Written problem =>
Print the whole listing exactly.

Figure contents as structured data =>
--- start ---
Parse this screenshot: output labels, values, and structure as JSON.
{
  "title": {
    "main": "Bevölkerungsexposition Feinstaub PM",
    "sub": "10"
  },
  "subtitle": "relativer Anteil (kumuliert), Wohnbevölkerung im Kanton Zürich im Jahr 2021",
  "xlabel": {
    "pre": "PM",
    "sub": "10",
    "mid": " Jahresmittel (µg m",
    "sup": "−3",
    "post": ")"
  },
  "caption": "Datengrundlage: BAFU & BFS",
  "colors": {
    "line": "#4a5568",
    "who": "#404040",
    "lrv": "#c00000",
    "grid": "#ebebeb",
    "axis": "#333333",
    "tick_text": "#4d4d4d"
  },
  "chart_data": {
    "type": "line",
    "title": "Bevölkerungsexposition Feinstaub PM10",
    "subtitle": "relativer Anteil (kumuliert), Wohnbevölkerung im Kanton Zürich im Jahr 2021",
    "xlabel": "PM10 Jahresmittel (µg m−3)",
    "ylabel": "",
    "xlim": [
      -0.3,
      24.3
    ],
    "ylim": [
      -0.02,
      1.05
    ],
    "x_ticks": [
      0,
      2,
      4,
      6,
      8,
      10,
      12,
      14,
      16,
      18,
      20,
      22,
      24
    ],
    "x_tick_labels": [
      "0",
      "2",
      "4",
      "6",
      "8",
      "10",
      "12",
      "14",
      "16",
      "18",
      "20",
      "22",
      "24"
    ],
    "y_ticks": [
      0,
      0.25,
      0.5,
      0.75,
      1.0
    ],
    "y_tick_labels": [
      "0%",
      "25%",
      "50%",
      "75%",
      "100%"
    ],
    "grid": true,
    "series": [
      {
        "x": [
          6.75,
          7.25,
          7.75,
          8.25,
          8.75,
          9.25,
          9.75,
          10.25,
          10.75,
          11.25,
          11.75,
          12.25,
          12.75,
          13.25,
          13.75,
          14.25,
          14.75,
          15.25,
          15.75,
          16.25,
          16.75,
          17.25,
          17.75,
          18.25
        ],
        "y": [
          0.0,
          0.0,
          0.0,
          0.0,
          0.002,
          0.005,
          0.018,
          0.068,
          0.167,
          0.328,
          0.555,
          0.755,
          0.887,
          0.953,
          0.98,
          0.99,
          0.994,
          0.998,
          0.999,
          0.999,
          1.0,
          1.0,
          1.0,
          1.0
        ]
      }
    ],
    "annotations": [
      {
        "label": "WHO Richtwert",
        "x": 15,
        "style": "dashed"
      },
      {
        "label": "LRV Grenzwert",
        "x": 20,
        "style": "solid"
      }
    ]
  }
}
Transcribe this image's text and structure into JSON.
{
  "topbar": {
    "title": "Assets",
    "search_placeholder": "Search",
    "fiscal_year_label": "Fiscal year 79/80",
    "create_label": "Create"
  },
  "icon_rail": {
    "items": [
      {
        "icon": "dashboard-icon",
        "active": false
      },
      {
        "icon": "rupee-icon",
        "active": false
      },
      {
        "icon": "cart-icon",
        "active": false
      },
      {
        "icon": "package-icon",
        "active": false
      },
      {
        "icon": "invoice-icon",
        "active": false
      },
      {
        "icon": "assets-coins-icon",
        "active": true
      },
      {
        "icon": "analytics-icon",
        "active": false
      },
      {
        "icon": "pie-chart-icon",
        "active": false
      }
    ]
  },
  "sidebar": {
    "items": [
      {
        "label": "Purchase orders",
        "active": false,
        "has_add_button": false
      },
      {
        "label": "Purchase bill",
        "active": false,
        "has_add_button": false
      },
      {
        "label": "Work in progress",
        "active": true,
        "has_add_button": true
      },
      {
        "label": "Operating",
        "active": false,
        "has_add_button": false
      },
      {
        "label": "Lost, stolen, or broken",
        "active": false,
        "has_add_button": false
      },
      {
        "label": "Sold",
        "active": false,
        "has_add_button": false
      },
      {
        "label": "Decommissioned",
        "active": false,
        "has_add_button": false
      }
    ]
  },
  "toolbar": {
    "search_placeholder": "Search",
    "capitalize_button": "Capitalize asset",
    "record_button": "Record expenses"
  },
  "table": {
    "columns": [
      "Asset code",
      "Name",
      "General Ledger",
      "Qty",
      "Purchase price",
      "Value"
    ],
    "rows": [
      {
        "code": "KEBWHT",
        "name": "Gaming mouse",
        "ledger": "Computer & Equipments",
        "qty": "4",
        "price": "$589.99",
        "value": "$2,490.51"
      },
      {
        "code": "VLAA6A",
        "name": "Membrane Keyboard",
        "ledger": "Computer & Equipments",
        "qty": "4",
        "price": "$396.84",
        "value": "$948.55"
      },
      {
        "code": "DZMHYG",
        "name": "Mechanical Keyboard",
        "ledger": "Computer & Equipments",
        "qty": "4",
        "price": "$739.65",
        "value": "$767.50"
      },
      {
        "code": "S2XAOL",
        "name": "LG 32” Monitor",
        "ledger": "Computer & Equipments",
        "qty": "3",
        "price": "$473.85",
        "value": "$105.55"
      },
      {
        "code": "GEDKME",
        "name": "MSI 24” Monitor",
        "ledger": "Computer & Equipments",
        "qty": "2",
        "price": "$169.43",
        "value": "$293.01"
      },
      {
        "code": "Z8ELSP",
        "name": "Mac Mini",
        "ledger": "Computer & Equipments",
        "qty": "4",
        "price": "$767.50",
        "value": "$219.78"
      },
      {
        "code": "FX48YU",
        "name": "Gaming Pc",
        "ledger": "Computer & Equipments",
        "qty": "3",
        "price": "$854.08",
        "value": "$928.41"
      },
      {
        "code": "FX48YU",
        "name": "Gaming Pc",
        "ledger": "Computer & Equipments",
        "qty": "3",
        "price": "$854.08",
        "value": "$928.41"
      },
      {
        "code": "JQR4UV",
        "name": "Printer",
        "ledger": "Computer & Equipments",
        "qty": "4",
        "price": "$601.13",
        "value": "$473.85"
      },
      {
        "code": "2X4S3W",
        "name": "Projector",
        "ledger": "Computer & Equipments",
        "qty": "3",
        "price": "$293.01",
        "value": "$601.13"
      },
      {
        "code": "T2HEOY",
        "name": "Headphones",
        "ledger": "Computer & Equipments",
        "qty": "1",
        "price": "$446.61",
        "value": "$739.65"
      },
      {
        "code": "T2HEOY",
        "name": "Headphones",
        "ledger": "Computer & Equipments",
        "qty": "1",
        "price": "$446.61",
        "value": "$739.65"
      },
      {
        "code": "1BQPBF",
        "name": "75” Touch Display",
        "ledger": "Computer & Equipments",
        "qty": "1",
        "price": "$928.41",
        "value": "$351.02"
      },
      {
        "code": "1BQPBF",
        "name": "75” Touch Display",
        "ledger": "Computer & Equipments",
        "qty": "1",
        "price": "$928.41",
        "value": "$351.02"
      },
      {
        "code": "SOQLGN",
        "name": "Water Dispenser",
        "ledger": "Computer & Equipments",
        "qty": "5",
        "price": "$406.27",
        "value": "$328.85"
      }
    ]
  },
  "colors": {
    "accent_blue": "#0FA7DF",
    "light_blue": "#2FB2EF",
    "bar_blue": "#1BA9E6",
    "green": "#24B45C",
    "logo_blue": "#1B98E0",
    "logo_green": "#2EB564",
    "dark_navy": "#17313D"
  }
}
--- end ---
Exercise output =>
Parse this screenshot: output labels, values, and structure as JSON.
{
  "title": {
    "main": "Bevölkerungsexposition Feinstaub PM",
    "sub": "10"
  },
  "subtitle": "relativer Anteil (kumuliert), Wohnbevölkerung im Kanton Zürich im Jahr 2021",
  "xlabel": {
    "pre": "PM",
    "sub": "10",
    "mid": " Jahresmittel (µg m",
    "sup": "−3",
    "post": ")"
  },
  "caption": "Datengrundlage: BAFU & BFS",
  "colors": {
    "line": "#4a5568",
    "who": "#404040",
    "lrv": "#c00000",
    "grid": "#ebebeb",
    "axis": "#333333",
    "tick_text": "#4d4d4d"
  },
  "chart_data": {
    "type": "line",
    "title": "Bevölkerungsexposition Feinstaub PM10",
    "subtitle": "relativer Anteil (kumuliert), Wohnbevölkerung im Kanton Zürich im Jahr 2021",
    "xlabel": "PM10 Jahresmittel (µg m−3)",
    "ylabel": "",
    "xlim": [
      -0.3,
      24.3
    ],
    "ylim": [
      -0.02,
      1.05
    ],
    "x_ticks": [
      0,
      2,
      4,
      6,
      8,
      10,
      12,
      14,
      16,
      18,
      20,
      22,
      24
    ],
    "x_tick_labels": [
      "0",
      "2",
      "4",
      "6",
      "8",
      "10",
      "12",
      "14",
      "16",
      "18",
      "20",
      "22",
      "24"
    ],
    "y_ticks": [
      0,
      0.25,
      0.5,
      0.75,
      1.0
    ],
    "y_tick_labels": [
      "0%",
      "25%",
      "50%",
      "75%",
      "100%"
    ],
    "grid": true,
    "series": [
      {
        "x": [
          6.75,
          7.25,
          7.75,
          8.25,
          8.75,
          9.25,
          9.75,
          10.25,
          10.75,
          11.25,
          11.75,
          12.25,
          12.75,
          13.25,
          13.75,
          14.25,
          14.75,
          15.25,
          15.75,
          16.25,
          16.75,
          17.25,
          17.75,
          18.25
        ],
        "y": [
          0.0,
          0.0,
          0.0,
          0.0,
          0.002,
          0.005,
          0.018,
          0.068,
          0.167,
          0.328,
          0.555,
          0.755,
          0.887,
          0.953,
          0.98,
          0.99,
          0.994,
          0.998,
          0.999,
          0.999,
          1.0,
          1.0,
          1.0,
          1.0
        ]
      }
    ],
    "annotations": [
      {
        "label": "WHO Richtwert",
        "x": 15,
        "style": "dashed"
      },
      {
        "label": "LRV Grenzwert",
        "x": 20,
        "style": "solid"
      }
    ]
  }
}
Transcribe this image's text and structure into JSON.
{
  "topbar": {
    "title": "Assets",
    "search_placeholder": "Search",
    "fiscal_year_label": "Fiscal year 79/80",
    "create_label": "Create"
  },
  "icon_rail": {
    "items": [
      {
        "icon": "dashboard-icon",
        "active": false
      },
      {
        "icon": "rupee-icon",
        "active": false
      },
      {
        "icon": "cart-icon",
        "active": false
      },
      {
        "icon": "package-icon",
        "active": false
      },
      {
        "icon": "invoice-icon",
        "active": false
      },
      {
        "icon": "assets-coins-icon",
        "active": true
      },
      {
        "icon": "analytics-icon",
        "active": false
      },
      {
        "icon": "pie-chart-icon",
        "active": false
      }
    ]
  },
  "sidebar": {
    "items": [
      {
        "label": "Purchase orders",
        "active": false,
        "has_add_button": false
      },
      {
        "label": "Purchase bill",
        "active": false,
        "has_add_button": false
      },
      {
        "label": "Work in progress",
        "active": true,
        "has_add_button": true
      },
      {
        "label": "Operating",
        "active": false,
        "has_add_button": false
      },
      {
        "label": "Lost, stolen, or broken",
        "active": false,
        "has_add_button": false
      },
      {
        "label": "Sold",
        "active": false,
        "has_add_button": false
      },
      {
        "label": "Decommissioned",
        "active": false,
        "has_add_button": false
      }
    ]
  },
  "toolbar": {
    "search_placeholder": "Search",
    "capitalize_button": "Capitalize asset",
    "record_button": "Record expenses"
  },
  "table": {
    "columns": [
      "Asset code",
      "Name",
      "General Ledger",
      "Qty",
      "Purchase price",
      "Value"
    ],
    "rows": [
      {
        "code": "KEBWHT",
        "name": "Gaming mouse",
        "ledger": "Computer & Equipments",
        "qty": "4",
        "price": "$589.99",
        "value": "$2,490.51"
      },
      {
        "code": "VLAA6A",
        "name": "Membrane Keyboard",
        "ledger": "Computer & Equipments",
        "qty": "4",
        "price": "$396.84",
        "value": "$948.55"
      },
      {
        "code": "DZMHYG",
        "name": "Mechanical Keyboard",
        "ledger": "Computer & Equipments",
        "qty": "4",
        "price": "$739.65",
        "value": "$767.50"
      },
      {
        "code": "S2XAOL",
        "name": "LG 32” Monitor",
        "ledger": "Computer & Equipments",
        "qty": "3",
        "price": "$473.85",
        "value": "$105.55"
      },
      {
        "code": "GEDKME",
        "name": "MSI 24” Monitor",
        "ledger": "Computer & Equipments",
        "qty": "2",
        "price": "$169.43",
        "value": "$293.01"
      },
      {
        "code": "Z8ELSP",
        "name": "Mac Mini",
        "ledger": "Computer & Equipments",
        "qty": "4",
        "price": "$767.50",
        "value": "$219.78"
      },
      {
        "code": "FX48YU",
        "name": "Gaming Pc",
        "ledger": "Computer & Equipments",
        "qty": "3",
        "price": "$854.08",
        "value": "$928.41"
      },
      {
        "code": "FX48YU",
        "name": "Gaming Pc",
        "ledger": "Computer & Equipments",
        "qty": "3",
        "price": "$854.08",
        "value": "$928.41"
      },
      {
        "code": "JQR4UV",
        "name": "Printer",
        "ledger": "Computer & Equipments",
        "qty": "4",
        "price": "$601.13",
        "value": "$473.85"
      },
      {
        "code": "2X4S3W",
        "name": "Projector",
        "ledger": "Computer & Equipments",
        "qty": "3",
        "price": "$293.01",
        "value": "$601.13"
      },
      {
        "code": "T2HEOY",
        "name": "Headphones",
        "ledger": "Computer & Equipments",
        "qty": "1",
        "price": "$446.61",
        "value": "$739.65"
      },
      {
        "code": "T2HEOY",
        "name": "Headphones",
        "ledger": "Computer & Equipments",
        "qty": "1",
        "price": "$446.61",
        "value": "$739.65"
      },
      {
        "code": "1BQPBF",
        "name": "75” Touch Display",
        "ledger": "Computer & Equipments",
        "qty": "1",
        "price": "$928.41",
        "value": "$351.02"
      },
      {
        "code": "1BQPBF",
        "name": "75” Touch Display",
        "ledger": "Computer & Equipments",
        "qty": "1",
        "price": "$928.41",
        "value": "$351.02"
      },
      {
        "code": "SOQLGN",
        "name": "Water Dispenser",
        "ledger": "Computer & Equipments",
        "qty": "5",
        "price": "$406.27",
        "value": "$328.85"
      }
    ]
  },
  "colors": {
    "accent_blue": "#0FA7DF",
    "light_blue": "#2FB2EF",
    "bar_blue": "#1BA9E6",
    "green": "#24B45C",
    "logo_blue": "#1B98E0",
    "logo_green": "#2EB564",
    "dark_navy": "#17313D"
  }
}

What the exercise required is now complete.